[What you need to do]:
Select, from the material below, each line with "VIJAYA" in it.

# START OF Input material

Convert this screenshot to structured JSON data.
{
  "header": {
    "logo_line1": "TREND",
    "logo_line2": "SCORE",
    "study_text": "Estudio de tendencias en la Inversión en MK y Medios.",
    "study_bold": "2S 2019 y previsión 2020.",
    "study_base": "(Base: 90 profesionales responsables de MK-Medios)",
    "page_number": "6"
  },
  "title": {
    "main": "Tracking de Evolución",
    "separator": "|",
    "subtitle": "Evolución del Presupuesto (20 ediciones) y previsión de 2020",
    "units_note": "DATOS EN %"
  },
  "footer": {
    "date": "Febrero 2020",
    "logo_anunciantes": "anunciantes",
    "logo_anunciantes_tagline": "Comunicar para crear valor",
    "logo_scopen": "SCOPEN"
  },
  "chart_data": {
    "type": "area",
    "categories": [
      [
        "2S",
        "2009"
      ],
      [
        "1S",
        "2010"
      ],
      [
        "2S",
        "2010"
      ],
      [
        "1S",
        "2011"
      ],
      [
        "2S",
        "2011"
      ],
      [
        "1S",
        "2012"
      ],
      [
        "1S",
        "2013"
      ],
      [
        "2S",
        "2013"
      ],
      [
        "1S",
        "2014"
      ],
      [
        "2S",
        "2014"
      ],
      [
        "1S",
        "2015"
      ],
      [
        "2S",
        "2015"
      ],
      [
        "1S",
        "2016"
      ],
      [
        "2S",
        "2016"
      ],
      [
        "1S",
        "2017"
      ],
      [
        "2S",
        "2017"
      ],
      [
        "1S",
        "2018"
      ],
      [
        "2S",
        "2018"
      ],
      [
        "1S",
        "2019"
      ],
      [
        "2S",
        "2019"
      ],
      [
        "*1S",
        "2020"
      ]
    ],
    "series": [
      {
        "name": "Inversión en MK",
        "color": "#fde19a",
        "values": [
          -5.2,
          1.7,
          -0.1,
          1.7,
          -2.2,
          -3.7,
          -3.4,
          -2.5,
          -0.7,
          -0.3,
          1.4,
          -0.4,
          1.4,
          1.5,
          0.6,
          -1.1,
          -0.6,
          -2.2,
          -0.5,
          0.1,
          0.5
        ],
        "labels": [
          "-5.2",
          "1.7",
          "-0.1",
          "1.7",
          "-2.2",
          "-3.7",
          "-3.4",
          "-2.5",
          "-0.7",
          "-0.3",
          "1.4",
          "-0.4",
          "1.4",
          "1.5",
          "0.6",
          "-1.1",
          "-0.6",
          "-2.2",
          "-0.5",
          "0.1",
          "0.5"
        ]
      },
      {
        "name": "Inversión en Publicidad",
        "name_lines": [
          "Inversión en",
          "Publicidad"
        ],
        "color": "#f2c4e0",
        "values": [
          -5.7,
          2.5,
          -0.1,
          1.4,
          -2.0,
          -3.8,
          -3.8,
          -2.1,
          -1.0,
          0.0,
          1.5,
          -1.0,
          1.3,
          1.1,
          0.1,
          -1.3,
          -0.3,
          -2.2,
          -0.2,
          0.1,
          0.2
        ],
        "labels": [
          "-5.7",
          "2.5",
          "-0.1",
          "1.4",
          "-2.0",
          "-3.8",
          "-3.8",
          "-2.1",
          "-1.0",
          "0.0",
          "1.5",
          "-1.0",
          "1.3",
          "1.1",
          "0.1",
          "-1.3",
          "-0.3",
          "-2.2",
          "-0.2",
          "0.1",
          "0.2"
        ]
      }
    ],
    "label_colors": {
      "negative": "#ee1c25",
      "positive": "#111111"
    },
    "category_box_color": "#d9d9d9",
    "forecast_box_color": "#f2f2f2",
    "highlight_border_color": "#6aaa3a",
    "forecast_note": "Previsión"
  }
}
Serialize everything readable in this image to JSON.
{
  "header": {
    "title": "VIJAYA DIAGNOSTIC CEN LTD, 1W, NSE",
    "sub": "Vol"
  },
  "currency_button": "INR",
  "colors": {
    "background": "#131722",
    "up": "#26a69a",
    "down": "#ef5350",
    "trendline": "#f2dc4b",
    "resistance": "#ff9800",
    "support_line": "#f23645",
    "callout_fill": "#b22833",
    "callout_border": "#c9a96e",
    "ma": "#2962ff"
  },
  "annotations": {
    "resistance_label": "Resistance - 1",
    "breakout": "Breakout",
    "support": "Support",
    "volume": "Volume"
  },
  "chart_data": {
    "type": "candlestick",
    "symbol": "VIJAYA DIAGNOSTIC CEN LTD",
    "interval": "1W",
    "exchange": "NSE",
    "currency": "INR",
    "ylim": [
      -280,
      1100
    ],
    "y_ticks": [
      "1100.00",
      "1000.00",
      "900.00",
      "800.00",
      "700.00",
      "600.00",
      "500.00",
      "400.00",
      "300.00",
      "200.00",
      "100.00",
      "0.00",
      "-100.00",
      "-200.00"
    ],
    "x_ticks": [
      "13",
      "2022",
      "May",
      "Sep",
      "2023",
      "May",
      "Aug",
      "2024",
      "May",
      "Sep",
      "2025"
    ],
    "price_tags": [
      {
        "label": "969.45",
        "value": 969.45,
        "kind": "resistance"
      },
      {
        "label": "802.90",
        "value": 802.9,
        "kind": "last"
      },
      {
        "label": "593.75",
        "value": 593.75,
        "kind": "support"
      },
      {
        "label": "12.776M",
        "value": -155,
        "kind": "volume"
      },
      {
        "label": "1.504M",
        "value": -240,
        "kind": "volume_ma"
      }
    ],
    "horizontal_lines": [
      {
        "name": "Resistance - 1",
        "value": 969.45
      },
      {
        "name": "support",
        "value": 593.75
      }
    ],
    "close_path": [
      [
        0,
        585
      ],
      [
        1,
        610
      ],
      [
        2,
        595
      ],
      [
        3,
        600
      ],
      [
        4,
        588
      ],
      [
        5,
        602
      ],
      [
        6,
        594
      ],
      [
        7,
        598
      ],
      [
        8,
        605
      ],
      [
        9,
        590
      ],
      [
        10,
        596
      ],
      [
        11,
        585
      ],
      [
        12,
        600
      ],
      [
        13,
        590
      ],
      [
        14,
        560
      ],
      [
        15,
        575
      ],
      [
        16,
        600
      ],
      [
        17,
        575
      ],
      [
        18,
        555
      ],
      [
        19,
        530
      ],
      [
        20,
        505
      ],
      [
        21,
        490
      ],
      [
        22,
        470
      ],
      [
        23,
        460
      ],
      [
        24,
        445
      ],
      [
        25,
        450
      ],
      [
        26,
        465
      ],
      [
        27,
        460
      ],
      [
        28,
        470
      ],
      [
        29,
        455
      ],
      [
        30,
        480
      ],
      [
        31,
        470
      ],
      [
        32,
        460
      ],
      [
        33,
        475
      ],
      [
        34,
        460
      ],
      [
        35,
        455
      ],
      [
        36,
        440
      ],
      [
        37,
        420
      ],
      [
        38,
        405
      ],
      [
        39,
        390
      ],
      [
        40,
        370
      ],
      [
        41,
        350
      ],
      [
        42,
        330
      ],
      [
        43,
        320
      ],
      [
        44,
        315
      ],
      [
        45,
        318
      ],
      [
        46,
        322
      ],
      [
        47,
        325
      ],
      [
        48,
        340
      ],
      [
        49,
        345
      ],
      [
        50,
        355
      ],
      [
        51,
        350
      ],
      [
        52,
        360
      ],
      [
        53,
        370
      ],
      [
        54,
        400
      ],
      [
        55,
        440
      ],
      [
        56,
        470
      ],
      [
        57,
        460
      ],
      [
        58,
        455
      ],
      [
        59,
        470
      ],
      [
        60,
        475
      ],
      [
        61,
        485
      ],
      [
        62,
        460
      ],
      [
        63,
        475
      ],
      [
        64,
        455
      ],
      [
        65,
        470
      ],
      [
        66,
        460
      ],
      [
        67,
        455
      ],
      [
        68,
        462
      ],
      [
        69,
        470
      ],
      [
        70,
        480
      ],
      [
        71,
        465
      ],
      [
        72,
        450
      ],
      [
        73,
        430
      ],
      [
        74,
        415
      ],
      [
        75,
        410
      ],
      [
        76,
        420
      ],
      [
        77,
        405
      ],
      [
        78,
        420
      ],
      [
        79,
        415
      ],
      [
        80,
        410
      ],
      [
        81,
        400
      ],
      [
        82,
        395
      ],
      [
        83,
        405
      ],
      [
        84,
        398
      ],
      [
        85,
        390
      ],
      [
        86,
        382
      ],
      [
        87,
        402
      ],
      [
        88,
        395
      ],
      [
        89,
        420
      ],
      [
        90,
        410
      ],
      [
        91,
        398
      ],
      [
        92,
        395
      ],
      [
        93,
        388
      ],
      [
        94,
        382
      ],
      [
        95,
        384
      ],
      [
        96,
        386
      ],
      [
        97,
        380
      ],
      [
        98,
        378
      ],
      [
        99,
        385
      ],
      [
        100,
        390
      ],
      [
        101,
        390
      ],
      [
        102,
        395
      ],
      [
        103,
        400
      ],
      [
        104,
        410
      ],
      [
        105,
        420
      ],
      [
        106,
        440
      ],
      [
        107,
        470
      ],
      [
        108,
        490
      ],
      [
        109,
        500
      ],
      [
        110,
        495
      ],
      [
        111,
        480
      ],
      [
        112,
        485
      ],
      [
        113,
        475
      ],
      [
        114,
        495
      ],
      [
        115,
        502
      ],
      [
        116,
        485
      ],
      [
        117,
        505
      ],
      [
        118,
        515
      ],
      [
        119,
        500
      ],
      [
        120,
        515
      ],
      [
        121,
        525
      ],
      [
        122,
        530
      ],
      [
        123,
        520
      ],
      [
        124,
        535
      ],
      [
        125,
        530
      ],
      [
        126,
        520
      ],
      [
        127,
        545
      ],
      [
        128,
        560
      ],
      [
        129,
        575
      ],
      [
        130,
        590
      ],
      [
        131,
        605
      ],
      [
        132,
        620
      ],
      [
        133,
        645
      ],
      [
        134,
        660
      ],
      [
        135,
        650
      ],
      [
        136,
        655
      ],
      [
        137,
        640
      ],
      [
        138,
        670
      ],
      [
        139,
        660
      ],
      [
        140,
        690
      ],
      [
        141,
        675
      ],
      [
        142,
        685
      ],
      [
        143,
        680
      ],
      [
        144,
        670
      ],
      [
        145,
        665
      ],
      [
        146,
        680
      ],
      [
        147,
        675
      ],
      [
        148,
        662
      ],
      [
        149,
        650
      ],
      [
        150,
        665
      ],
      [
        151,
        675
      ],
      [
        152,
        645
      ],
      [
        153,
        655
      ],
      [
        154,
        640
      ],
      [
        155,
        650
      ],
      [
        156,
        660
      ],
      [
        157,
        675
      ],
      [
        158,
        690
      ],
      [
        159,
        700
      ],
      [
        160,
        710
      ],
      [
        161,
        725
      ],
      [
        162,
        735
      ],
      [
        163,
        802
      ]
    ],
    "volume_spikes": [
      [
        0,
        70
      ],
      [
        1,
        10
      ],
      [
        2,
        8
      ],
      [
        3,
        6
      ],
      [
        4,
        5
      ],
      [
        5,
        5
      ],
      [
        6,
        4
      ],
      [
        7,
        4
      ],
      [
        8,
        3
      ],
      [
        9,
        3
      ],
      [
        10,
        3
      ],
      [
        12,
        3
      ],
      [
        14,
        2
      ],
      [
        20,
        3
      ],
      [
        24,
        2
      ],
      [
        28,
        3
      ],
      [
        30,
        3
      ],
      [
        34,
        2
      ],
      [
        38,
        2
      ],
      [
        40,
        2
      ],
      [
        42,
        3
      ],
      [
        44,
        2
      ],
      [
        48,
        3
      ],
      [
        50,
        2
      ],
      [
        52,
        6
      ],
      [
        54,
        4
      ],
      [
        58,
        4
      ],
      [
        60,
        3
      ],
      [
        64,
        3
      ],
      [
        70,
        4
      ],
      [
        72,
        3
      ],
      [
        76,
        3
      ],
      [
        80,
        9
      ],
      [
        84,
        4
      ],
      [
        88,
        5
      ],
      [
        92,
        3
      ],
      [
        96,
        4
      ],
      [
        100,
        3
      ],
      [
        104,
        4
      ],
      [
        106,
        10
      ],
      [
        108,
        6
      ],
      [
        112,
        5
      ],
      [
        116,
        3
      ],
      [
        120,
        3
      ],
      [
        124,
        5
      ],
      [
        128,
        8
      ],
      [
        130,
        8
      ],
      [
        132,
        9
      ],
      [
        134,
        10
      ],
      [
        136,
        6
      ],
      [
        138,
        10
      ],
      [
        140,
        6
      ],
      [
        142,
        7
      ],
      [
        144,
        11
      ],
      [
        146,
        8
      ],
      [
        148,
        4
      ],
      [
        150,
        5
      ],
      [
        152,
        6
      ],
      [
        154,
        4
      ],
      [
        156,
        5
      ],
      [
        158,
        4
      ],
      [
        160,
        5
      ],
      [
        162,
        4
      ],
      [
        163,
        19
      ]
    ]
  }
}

# END OF Input material

[Task solution]:
    "title": "VIJAYA DIAGNOSTIC CEN LTD, 1W, NSE",
    "symbol": "VIJAYA DIAGNOSTIC CEN LTD",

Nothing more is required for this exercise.